(Exercise) Within the records that follow, find every line containing the string "tutor". Copy those lines.

[begin Data excerpts]

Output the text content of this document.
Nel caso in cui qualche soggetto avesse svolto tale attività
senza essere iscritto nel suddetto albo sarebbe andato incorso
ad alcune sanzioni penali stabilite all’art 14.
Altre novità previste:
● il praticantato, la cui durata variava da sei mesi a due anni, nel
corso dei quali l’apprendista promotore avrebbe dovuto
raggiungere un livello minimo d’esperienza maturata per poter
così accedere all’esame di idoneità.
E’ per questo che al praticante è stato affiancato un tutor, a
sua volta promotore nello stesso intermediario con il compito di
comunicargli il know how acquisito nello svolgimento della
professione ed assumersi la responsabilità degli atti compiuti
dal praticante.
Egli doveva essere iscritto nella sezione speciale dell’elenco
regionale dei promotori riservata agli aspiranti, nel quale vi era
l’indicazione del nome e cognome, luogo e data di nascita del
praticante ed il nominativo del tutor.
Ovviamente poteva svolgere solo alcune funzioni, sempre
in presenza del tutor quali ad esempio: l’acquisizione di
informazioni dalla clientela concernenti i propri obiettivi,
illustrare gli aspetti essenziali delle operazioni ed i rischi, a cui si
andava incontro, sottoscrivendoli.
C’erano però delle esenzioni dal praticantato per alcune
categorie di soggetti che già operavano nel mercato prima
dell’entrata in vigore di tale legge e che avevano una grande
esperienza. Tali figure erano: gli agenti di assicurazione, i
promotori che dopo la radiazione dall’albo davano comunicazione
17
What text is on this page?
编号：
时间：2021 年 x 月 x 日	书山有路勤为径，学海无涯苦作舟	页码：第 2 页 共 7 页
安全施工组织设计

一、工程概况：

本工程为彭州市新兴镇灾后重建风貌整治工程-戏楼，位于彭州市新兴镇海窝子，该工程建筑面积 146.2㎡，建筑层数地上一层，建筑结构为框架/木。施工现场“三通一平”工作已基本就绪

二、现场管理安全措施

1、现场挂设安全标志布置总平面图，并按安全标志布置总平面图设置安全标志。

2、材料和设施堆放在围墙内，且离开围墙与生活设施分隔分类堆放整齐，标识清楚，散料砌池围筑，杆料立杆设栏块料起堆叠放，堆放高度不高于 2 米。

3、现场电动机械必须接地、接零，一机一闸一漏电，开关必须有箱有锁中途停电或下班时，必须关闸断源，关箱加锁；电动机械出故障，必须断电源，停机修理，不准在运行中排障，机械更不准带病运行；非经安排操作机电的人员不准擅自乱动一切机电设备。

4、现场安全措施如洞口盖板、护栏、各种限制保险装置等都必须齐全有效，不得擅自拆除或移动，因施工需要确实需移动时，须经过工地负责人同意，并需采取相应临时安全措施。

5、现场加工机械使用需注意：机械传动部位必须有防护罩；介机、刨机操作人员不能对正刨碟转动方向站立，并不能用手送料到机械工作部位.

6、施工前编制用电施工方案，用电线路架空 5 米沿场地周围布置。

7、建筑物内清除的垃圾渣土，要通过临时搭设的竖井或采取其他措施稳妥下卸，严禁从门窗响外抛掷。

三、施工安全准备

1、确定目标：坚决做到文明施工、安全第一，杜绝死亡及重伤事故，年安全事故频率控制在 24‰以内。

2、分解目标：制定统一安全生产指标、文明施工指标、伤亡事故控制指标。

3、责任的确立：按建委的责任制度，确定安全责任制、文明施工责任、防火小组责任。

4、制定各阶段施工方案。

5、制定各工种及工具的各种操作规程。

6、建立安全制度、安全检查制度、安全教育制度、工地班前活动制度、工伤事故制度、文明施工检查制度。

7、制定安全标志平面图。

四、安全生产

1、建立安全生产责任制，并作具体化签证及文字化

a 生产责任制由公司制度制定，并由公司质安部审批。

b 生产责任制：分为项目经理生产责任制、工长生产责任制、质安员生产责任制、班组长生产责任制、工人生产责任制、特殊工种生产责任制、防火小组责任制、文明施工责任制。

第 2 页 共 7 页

[end Data excerpts]

(Complete output)
E’ per questo che al praticante è stato affiancato un tutor, a
praticante ed il nominativo del tutor.
in presenza del tutor quali ad esempio: l’acquisizione di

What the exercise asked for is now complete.